The problem
Leave every picture out and write out the records below exactly.

━━━━━ Information given

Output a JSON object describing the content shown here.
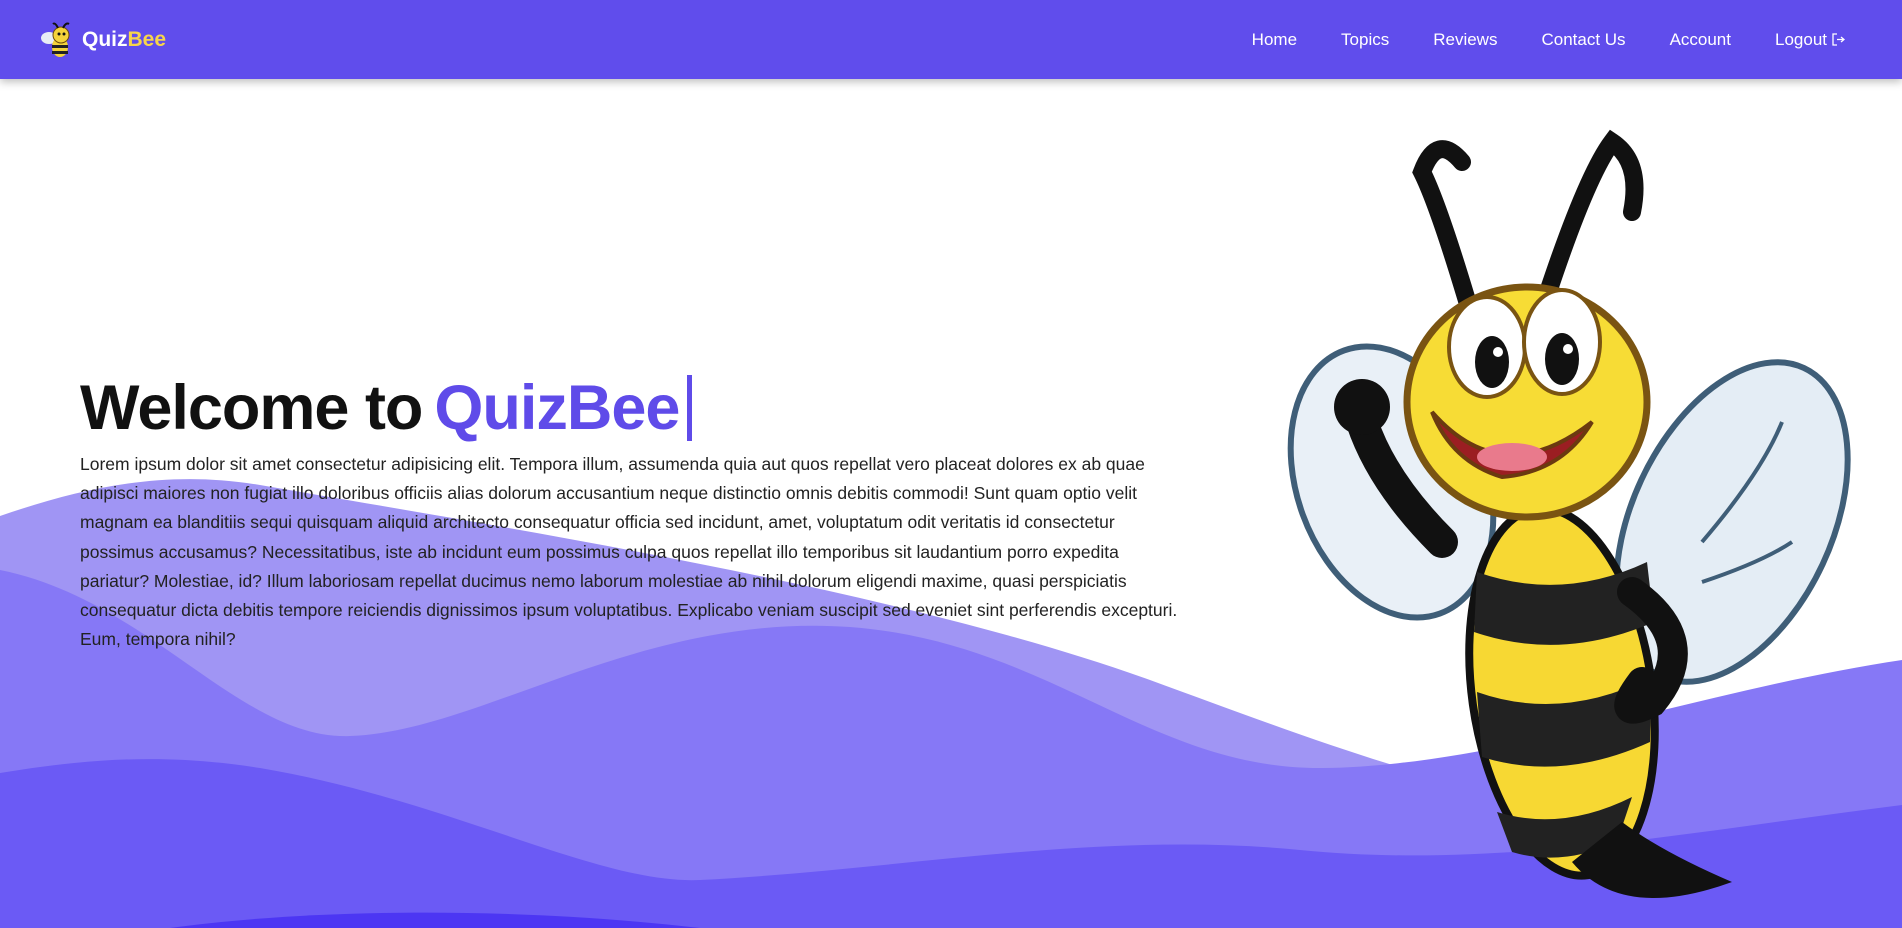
{
  "brand": {
    "part1": "Quiz",
    "part2": "Bee"
  },
  "nav": {
    "items": [
      {
        "label": "Home"
      },
      {
        "label": "Topics"
      },
      {
        "label": "Reviews"
      },
      {
        "label": "Contact Us"
      },
      {
        "label": "Account"
      },
      {
        "label": "Logout",
        "icon": "logout-icon"
      }
    ]
  },
  "hero": {
    "title_prefix": "Welcome to",
    "title_brand": "QuizBee",
    "body": "Lorem ipsum dolor sit amet consectetur adipisicing elit. Tempora illum, assumenda quia aut quos repellat vero placeat dolores ex ab quae adipisci maiores non fugiat illo doloribus officiis alias dolorum accusantium neque distinctio omnis debitis commodi! Sunt quam optio velit magnam ea blanditiis sequi quisquam aliquid architecto consequatur officia sed incidunt, amet, voluptatum odit veritatis id consectetur possimus accusamus? Necessitatibus, iste ab incidunt eum possimus culpa quos repellat illo temporibus sit laudantium porro expedita pariatur? Molestiae, id? Illum laboriosam repellat ducimus nemo laborum molestiae ab nihil dolorum eligendi maxime, quasi perspiciatis consequatur dicta debitis tempore reiciendis dignissimos ipsum voluptatibus. Explicabo veniam suscipit sed eveniet sint perferendis excepturi. Eum, tempora nihil?"
  },
  "colors": {
    "primary": "#604dec",
    "accent": "#f7d54a",
    "wave_light": "#a095f4",
    "wave_mid": "#8678f6",
    "wave_dark": "#6b5af5",
    "wave_darkest": "#4c36f3"
  }
}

━━━━━━━━━━

Output of the exercise
Output a JSON object describing the content shown here.
{
  "brand": {
    "part1": "Quiz",
    "part2": "Bee"
  },
  "nav": {
    "items": [
      {
        "label": "Home"
      },
      {
        "label": "Topics"
      },
      {
        "label": "Reviews"
      },
      {
        "label": "Contact Us"
      },
      {
        "label": "Account"
      },
      {
        "label": "Logout",
        "icon": "logout-icon"
      }
    ]
  },
  "hero": {
    "title_prefix": "Welcome to",
    "title_brand": "QuizBee",
    "body": "Lorem ipsum dolor sit amet consectetur adipisicing elit. Tempora illum, assumenda quia aut quos repellat vero placeat dolores ex ab quae adipisci maiores non fugiat illo doloribus officiis alias dolorum accusantium neque distinctio omnis debitis commodi! Sunt quam optio velit magnam ea blanditiis sequi quisquam aliquid architecto consequatur officia sed incidunt, amet, voluptatum odit veritatis id consectetur possimus accusamus? Necessitatibus, iste ab incidunt eum possimus culpa quos repellat illo temporibus sit laudantium porro expedita pariatur? Molestiae, id? Illum laboriosam repellat ducimus nemo laborum molestiae ab nihil dolorum eligendi maxime, quasi perspiciatis consequatur dicta debitis tempore reiciendis dignissimos ipsum voluptatibus. Explicabo veniam suscipit sed eveniet sint perferendis excepturi. Eum, tempora nihil?"
  },
  "colors": {
    "primary": "#604dec",
    "accent": "#f7d54a",
    "wave_light": "#a095f4",
    "wave_mid": "#8678f6",
    "wave_dark": "#6b5af5",
    "wave_darkest": "#4c36f3"
  }
}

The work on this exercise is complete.